- **Your instructions**
Exclude all pictures, then copy each of the records exactly as written.

>> Start

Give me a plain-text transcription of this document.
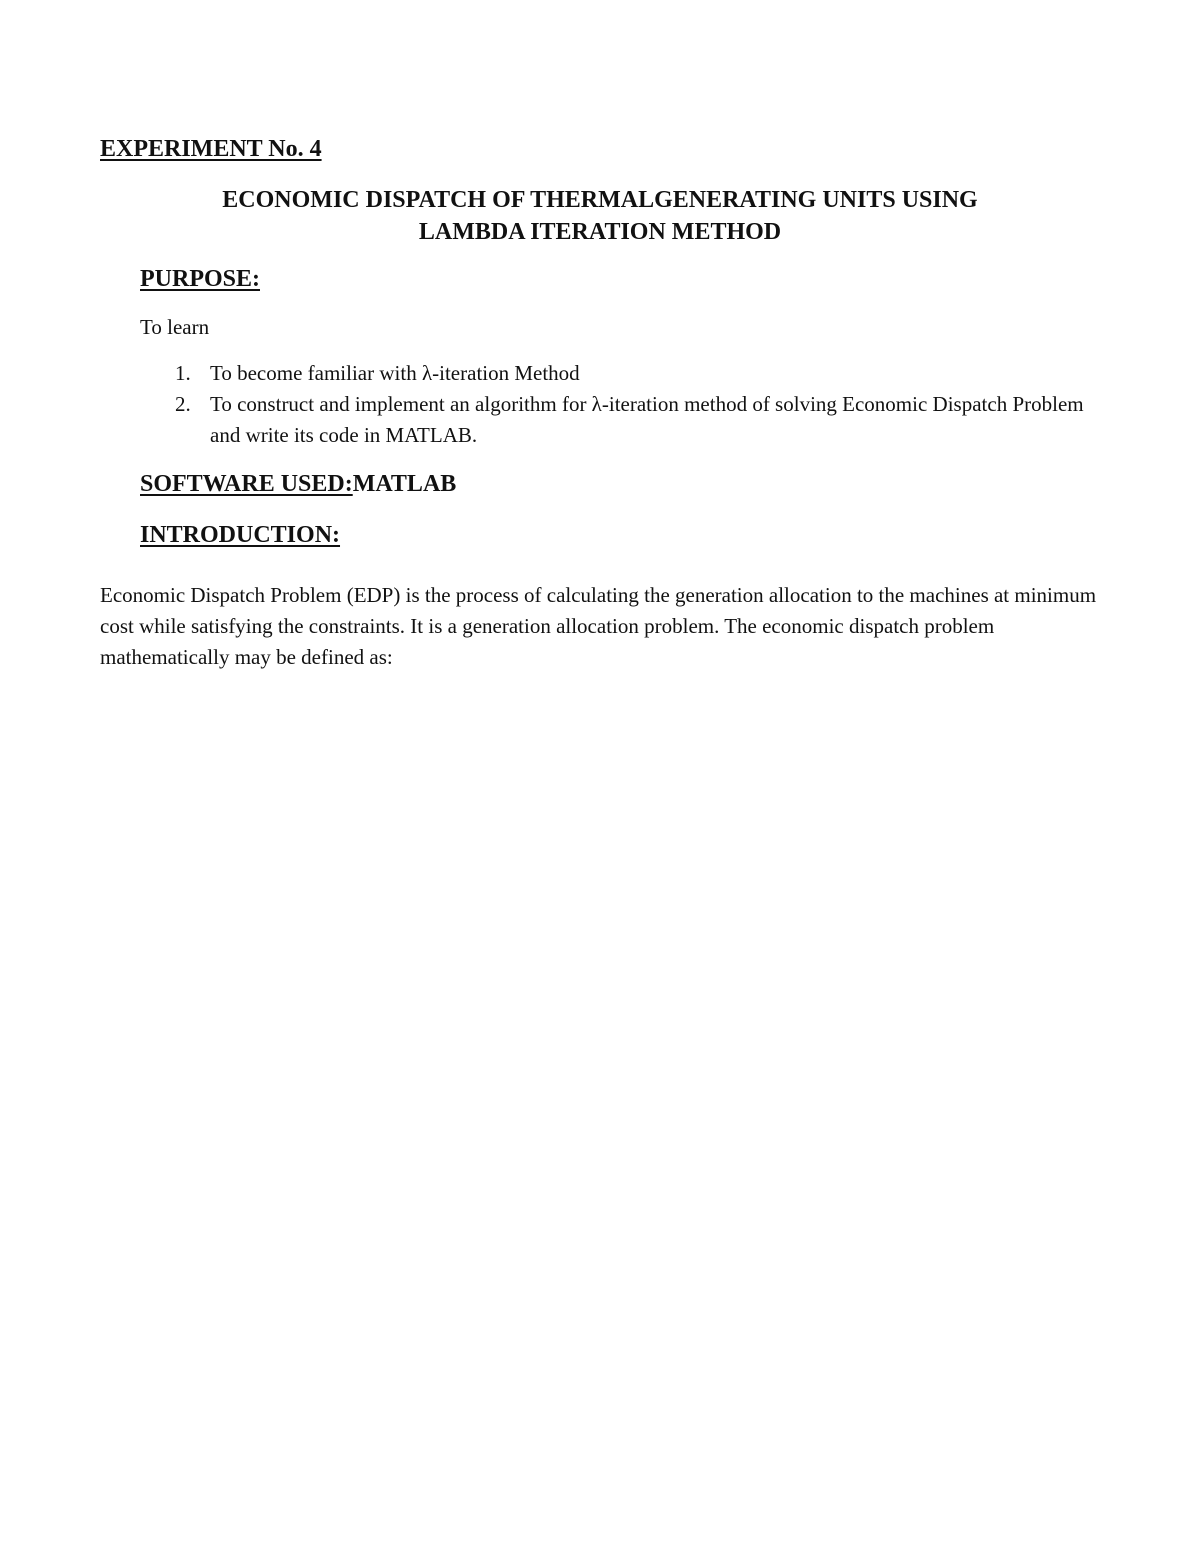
EXPERIMENT No. 4

ECONOMIC DISPATCH OF THERMALGENERATING UNITS USING

LAMBDA ITERATION METHOD

PURPOSE:

To learn

1. To become familiar with λ-iteration Method
2. To construct and implement an algorithm for λ-iteration method of solving Economic Dispatch Problem and write its code in MATLAB.

SOFTWARE USED:MATLAB

INTRODUCTION:

Economic Dispatch Problem (EDP) is the process of calculating the generation allocation to the machines at minimum cost while satisfying the constraints. It is a generation allocation problem. The economic dispatch problem mathematically may be defined as:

>> End

- **Written response**
Give me a plain-text transcription of this document.
EXPERIMENT No. 4

ECONOMIC DISPATCH OF THERMALGENERATING UNITS USING

LAMBDA ITERATION METHOD

PURPOSE:

To learn

1. To become familiar with λ-iteration Method
2. To construct and implement an algorithm for λ-iteration method of solving Economic Dispatch Problem and write its code in MATLAB.

SOFTWARE USED:MATLAB

INTRODUCTION:

Economic Dispatch Problem (EDP) is the process of calculating the generation allocation to the machines at minimum cost while satisfying the constraints. It is a generation allocation problem. The economic dispatch problem mathematically may be defined as:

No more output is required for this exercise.